Figure data in JSON:
========

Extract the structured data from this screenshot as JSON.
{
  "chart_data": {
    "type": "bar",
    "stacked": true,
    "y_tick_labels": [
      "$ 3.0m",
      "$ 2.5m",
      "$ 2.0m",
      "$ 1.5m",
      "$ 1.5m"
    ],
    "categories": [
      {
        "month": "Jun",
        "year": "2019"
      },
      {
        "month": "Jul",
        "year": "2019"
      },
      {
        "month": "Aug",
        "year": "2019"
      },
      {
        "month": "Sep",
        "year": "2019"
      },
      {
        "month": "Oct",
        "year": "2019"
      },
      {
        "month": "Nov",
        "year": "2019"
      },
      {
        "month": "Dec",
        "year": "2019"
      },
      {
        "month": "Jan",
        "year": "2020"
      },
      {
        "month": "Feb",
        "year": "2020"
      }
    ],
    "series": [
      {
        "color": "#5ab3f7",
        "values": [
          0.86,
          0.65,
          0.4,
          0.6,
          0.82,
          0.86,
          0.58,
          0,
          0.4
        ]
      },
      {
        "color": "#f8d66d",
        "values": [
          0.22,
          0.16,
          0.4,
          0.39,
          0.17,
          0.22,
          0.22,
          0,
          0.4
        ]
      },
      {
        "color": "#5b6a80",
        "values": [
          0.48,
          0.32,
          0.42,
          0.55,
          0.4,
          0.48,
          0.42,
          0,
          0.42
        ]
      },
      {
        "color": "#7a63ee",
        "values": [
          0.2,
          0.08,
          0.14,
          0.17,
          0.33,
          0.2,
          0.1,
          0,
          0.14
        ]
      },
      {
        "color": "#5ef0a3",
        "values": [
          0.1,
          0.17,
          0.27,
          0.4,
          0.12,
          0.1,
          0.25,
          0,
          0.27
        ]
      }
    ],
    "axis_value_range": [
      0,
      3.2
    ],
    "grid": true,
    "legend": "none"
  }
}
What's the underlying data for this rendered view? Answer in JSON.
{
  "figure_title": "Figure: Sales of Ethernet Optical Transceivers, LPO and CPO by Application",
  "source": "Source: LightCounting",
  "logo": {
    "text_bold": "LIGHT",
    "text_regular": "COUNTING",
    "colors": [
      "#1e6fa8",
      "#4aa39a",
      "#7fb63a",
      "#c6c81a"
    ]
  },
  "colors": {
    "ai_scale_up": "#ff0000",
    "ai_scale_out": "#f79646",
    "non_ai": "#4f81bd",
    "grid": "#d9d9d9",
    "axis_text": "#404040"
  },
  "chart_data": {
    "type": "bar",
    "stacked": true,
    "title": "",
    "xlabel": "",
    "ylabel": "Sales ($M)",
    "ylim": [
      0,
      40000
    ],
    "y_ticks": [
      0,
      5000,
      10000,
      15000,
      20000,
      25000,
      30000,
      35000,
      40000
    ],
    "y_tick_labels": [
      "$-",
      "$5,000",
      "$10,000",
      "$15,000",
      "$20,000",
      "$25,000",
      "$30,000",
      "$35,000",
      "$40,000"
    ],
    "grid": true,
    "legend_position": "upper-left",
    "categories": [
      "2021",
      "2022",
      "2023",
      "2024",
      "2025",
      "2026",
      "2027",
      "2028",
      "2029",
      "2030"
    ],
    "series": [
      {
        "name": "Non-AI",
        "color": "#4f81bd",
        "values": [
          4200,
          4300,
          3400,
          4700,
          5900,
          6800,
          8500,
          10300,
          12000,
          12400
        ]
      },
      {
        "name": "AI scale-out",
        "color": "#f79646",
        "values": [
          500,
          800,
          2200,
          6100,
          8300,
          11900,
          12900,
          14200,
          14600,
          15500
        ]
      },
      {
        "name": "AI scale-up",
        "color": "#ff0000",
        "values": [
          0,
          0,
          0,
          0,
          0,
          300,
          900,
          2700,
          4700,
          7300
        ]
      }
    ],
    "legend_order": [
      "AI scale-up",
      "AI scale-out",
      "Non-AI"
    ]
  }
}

========

Exercise goal >> Reproduce the full listing word for word.

Answer for this exercise >>
Extract the structured data from this screenshot as JSON.
{
  "chart_data": {
    "type": "bar",
    "stacked": true,
    "y_tick_labels": [
      "$ 3.0m",
      "$ 2.5m",
      "$ 2.0m",
      "$ 1.5m",
      "$ 1.5m"
    ],
    "categories": [
      {
        "month": "Jun",
        "year": "2019"
      },
      {
        "month": "Jul",
        "year": "2019"
      },
      {
        "month": "Aug",
        "year": "2019"
      },
      {
        "month": "Sep",
        "year": "2019"
      },
      {
        "month": "Oct",
        "year": "2019"
      },
      {
        "month": "Nov",
        "year": "2019"
      },
      {
        "month": "Dec",
        "year": "2019"
      },
      {
        "month": "Jan",
        "year": "2020"
      },
      {
        "month": "Feb",
        "year": "2020"
      }
    ],
    "series": [
      {
        "color": "#5ab3f7",
        "values": [
          0.86,
          0.65,
          0.4,
          0.6,
          0.82,
          0.86,
          0.58,
          0,
          0.4
        ]
      },
      {
        "color": "#f8d66d",
        "values": [
          0.22,
          0.16,
          0.4,
          0.39,
          0.17,
          0.22,
          0.22,
          0,
          0.4
        ]
      },
      {
        "color": "#5b6a80",
        "values": [
          0.48,
          0.32,
          0.42,
          0.55,
          0.4,
          0.48,
          0.42,
          0,
          0.42
        ]
      },
      {
        "color": "#7a63ee",
        "values": [
          0.2,
          0.08,
          0.14,
          0.17,
          0.33,
          0.2,
          0.1,
          0,
          0.14
        ]
      },
      {
        "color": "#5ef0a3",
        "values": [
          0.1,
          0.17,
          0.27,
          0.4,
          0.12,
          0.1,
          0.25,
          0,
          0.27
        ]
      }
    ],
    "axis_value_range": [
      0,
      3.2
    ],
    "grid": true,
    "legend": "none"
  }
}
What's the underlying data for this rendered view? Answer in JSON.
{
  "figure_title": "Figure: Sales of Ethernet Optical Transceivers, LPO and CPO by Application",
  "source": "Source: LightCounting",
  "logo": {
    "text_bold": "LIGHT",
    "text_regular": "COUNTING",
    "colors": [
      "#1e6fa8",
      "#4aa39a",
      "#7fb63a",
      "#c6c81a"
    ]
  },
  "colors": {
    "ai_scale_up": "#ff0000",
    "ai_scale_out": "#f79646",
    "non_ai": "#4f81bd",
    "grid": "#d9d9d9",
    "axis_text": "#404040"
  },
  "chart_data": {
    "type": "bar",
    "stacked": true,
    "title": "",
    "xlabel": "",
    "ylabel": "Sales ($M)",
    "ylim": [
      0,
      40000
    ],
    "y_ticks": [
      0,
      5000,
      10000,
      15000,
      20000,
      25000,
      30000,
      35000,
      40000
    ],
    "y_tick_labels": [
      "$-",
      "$5,000",
      "$10,000",
      "$15,000",
      "$20,000",
      "$25,000",
      "$30,000",
      "$35,000",
      "$40,000"
    ],
    "grid": true,
    "legend_position": "upper-left",
    "categories": [
      "2021",
      "2022",
      "2023",
      "2024",
      "2025",
      "2026",
      "2027",
      "2028",
      "2029",
      "2030"
    ],
    "series": [
      {
        "name": "Non-AI",
        "color": "#4f81bd",
        "values": [
          4200,
          4300,
          3400,
          4700,
          5900,
          6800,
          8500,
          10300,
          12000,
          12400
        ]
      },
      {
        "name": "AI scale-out",
        "color": "#f79646",
        "values": [
          500,
          800,
          2200,
          6100,
          8300,
          11900,
          12900,
          14200,
          14600,
          15500
        ]
      },
      {
        "name": "AI scale-up",
        "color": "#ff0000",
        "values": [
          0,
          0,
          0,
          0,
          0,
          300,
          900,
          2700,
          4700,
          7300
        ]
      }
    ],
    "legend_order": [
      "AI scale-up",
      "AI scale-out",
      "Non-AI"
    ]
  }
}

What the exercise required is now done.